What is expected> From the passage on infrastructure investment, quote the stretch that begins with the words "While more action" and ends with the words "high-quality, climate-resilient infrastructure.".
[Selected passage Boundary: Start]
Infrastructure investments can foster growth opportunities for historically excluded communities 

While more action is needed for the United States to close its $2.6 trillion infrastructure investment deficit, ARPA has provided an unprecedented opportunity for local communities to fill existing gaps without exhausting their own capacity and financial resources, and ensure that more communities can share in the benefits and opportunities created by high-quality, climate-resilient infrastructure. 

As the December 2024 SLFRF obligation deadline draws near, it is increasingly important for cities and counties looking to sustain or scale their investments in economic development and revitalization to think about how their work aligns with new funds made available through the IIJA and IRA. As noted by our colleague Adie Tomer at the IIJA’s two-year anniversary, these programs are unique in their comprehensive braiding and blending of “built environment and natural environment programs”—an indication of the importance that communities take care of the opportunities this funding presents now, before Congress returns to its status quo approach to infrastructure investment through smaller, patchwork pieces of legislation.
[Selected passage Boundary: End]
[Entries supplied Boundary: Start]
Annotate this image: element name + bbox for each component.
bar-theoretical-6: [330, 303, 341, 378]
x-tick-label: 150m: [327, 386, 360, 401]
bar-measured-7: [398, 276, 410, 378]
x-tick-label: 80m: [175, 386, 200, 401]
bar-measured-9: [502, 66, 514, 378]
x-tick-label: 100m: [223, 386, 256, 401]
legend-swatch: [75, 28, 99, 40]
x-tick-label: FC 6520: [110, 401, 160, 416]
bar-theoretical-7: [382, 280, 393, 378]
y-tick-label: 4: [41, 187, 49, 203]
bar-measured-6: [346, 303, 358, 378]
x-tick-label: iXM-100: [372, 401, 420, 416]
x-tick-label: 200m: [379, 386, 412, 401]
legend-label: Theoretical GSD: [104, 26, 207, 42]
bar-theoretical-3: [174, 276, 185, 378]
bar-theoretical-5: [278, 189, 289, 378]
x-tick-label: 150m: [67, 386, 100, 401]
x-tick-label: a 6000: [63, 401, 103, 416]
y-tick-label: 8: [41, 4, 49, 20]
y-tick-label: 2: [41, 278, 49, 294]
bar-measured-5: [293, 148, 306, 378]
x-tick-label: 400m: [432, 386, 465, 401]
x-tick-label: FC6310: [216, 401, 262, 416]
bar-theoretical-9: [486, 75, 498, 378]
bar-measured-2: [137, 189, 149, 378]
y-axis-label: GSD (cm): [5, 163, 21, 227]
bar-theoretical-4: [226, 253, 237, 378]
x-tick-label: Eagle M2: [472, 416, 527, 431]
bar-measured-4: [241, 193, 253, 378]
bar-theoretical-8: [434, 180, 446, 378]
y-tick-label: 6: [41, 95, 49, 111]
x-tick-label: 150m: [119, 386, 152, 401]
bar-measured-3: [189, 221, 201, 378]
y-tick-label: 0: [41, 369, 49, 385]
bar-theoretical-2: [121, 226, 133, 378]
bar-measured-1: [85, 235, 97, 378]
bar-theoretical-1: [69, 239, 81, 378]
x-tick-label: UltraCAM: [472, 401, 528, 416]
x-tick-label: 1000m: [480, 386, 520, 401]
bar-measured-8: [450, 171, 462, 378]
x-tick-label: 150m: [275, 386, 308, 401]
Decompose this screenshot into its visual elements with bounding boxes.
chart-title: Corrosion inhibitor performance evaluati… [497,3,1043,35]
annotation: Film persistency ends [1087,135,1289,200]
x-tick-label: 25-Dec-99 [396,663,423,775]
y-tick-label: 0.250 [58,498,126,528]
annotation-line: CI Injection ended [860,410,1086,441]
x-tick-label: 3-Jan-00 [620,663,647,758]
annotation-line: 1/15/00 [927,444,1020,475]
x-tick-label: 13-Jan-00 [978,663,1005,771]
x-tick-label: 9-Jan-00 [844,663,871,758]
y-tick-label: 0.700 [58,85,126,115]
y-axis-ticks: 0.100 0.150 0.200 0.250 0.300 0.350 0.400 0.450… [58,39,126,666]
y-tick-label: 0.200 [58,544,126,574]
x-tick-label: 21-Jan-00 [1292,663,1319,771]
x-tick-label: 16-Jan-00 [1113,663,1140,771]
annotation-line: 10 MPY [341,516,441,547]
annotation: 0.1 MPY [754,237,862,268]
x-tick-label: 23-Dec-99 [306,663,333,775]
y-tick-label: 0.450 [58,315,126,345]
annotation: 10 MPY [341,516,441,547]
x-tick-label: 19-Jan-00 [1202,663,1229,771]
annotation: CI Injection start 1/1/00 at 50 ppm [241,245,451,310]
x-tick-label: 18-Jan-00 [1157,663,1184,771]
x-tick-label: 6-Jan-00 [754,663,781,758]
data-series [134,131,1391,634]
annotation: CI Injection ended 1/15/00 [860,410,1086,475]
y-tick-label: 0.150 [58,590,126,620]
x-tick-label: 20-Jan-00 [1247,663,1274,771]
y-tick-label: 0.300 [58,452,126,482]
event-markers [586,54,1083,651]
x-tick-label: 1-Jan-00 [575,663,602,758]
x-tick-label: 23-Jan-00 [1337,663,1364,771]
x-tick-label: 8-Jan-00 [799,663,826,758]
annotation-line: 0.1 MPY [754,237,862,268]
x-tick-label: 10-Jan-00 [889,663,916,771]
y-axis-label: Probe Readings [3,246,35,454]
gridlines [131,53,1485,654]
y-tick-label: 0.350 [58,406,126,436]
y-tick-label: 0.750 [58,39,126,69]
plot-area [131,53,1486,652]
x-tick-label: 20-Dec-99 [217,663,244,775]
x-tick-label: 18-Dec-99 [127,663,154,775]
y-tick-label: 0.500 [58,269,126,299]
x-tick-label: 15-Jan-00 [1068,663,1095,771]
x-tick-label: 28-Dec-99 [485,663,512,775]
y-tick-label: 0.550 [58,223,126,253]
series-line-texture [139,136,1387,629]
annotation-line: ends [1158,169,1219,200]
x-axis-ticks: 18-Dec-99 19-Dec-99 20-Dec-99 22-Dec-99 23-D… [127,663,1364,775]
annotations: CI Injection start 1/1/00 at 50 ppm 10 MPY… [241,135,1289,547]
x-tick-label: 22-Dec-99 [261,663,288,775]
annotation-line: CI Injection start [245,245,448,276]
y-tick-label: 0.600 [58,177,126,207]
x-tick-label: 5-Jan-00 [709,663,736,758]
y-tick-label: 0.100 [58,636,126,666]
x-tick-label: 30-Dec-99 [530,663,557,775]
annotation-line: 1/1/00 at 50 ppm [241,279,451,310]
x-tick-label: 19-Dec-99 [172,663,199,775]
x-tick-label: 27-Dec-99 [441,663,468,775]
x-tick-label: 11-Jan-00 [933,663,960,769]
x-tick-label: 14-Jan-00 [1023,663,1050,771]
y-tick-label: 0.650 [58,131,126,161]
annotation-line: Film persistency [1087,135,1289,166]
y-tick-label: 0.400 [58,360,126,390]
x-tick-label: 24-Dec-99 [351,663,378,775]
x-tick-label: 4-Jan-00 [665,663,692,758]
[Entries supplied Boundary: End]
Answer box>
While more action is needed for the United States to close its $2.6 trillion infrastructure investment deficit, ARPA has provided an unprecedented opportunity for local communities to fill existing gaps without exhausting their own capacity and financial resources, and ensure that more communities can share in the benefits and opportunities created by high-quality, climate-resilient infrastructure.